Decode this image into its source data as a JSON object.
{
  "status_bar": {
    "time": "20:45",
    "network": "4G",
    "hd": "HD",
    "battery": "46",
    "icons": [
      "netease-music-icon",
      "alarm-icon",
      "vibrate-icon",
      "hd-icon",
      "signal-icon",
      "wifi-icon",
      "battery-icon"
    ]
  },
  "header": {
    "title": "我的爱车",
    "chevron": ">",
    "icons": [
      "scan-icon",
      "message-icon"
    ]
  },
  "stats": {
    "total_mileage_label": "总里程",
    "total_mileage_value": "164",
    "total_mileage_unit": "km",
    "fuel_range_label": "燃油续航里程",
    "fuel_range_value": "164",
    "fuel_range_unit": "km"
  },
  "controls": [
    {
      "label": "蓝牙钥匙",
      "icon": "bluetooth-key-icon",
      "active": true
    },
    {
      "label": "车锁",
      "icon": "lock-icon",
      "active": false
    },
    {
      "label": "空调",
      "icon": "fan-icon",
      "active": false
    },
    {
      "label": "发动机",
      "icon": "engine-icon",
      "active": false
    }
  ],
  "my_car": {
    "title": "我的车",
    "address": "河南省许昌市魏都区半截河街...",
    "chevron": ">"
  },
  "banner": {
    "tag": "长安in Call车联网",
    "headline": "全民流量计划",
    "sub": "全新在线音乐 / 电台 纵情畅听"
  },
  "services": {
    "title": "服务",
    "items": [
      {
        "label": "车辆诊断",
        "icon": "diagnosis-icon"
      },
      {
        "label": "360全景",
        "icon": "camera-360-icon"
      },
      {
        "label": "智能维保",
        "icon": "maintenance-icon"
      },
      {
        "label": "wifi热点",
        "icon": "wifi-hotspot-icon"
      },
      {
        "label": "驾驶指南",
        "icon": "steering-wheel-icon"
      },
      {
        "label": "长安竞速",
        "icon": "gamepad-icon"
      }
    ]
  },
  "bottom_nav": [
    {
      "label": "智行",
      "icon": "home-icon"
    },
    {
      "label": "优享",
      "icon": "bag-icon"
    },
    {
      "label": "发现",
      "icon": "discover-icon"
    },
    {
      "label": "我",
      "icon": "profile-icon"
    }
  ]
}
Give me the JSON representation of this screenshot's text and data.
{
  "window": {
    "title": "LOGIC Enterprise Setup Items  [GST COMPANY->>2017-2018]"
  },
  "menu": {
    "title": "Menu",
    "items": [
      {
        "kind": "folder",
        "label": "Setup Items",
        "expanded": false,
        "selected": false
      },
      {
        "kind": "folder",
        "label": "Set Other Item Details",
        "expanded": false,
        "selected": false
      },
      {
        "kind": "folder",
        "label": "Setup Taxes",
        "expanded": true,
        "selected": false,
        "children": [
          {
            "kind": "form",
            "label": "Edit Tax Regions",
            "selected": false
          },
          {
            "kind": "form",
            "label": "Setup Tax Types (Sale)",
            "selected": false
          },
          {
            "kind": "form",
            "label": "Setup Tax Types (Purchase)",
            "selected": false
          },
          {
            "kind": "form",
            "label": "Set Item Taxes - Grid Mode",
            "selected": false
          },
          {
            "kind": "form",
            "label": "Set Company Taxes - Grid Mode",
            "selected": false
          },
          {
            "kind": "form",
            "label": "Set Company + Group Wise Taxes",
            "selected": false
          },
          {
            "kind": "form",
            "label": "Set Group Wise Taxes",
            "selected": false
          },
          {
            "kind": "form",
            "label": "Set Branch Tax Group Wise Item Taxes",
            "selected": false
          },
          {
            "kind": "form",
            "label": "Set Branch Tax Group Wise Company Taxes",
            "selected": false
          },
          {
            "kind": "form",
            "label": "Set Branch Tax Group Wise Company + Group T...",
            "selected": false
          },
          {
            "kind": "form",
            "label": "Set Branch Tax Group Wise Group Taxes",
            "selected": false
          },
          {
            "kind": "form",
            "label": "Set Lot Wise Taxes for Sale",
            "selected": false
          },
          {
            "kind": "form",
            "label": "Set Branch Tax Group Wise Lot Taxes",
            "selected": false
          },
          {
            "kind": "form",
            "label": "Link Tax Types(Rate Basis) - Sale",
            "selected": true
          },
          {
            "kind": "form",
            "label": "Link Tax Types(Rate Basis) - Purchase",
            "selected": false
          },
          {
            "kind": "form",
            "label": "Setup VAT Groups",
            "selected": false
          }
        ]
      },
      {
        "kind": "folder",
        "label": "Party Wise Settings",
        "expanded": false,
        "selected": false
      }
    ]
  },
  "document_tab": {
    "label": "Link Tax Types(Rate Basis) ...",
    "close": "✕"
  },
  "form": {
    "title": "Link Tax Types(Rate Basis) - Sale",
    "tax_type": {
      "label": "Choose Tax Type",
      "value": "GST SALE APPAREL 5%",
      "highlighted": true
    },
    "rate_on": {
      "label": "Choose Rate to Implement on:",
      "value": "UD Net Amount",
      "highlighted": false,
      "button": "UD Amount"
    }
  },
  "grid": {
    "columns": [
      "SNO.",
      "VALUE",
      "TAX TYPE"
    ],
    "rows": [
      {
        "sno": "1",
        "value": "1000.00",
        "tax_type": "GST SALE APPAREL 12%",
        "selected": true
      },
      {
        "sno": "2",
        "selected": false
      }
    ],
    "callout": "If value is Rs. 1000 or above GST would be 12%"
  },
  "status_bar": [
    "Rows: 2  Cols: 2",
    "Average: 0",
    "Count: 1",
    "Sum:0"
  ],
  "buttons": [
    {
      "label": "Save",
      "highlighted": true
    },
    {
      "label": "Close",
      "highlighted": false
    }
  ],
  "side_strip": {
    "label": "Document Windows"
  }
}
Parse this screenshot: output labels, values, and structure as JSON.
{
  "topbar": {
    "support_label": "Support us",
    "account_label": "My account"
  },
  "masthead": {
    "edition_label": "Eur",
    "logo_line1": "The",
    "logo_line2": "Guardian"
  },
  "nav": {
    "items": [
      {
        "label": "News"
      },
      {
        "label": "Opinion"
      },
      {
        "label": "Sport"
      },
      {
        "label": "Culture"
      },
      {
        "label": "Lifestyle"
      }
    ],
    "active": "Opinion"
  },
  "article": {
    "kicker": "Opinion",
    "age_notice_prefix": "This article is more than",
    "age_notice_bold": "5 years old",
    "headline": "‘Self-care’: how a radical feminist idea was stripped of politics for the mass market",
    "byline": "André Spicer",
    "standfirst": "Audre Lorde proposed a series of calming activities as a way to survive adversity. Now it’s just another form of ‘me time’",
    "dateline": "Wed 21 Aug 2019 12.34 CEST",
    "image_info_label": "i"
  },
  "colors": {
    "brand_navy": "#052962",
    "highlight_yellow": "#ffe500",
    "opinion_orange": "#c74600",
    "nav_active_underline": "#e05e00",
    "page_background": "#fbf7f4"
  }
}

● ● ●

• _What is expected_
Copy all lines from the material that hold "Link".

• _Expected output_
            "label": "Link Tax Types(Rate Basis) - Sale",
            "label": "Link Tax Types(Rate Basis) - Purchase",
    "label": "Link Tax Types(Rate Basis) ...",
    "title": "Link Tax Types(Rate Basis) - Sale",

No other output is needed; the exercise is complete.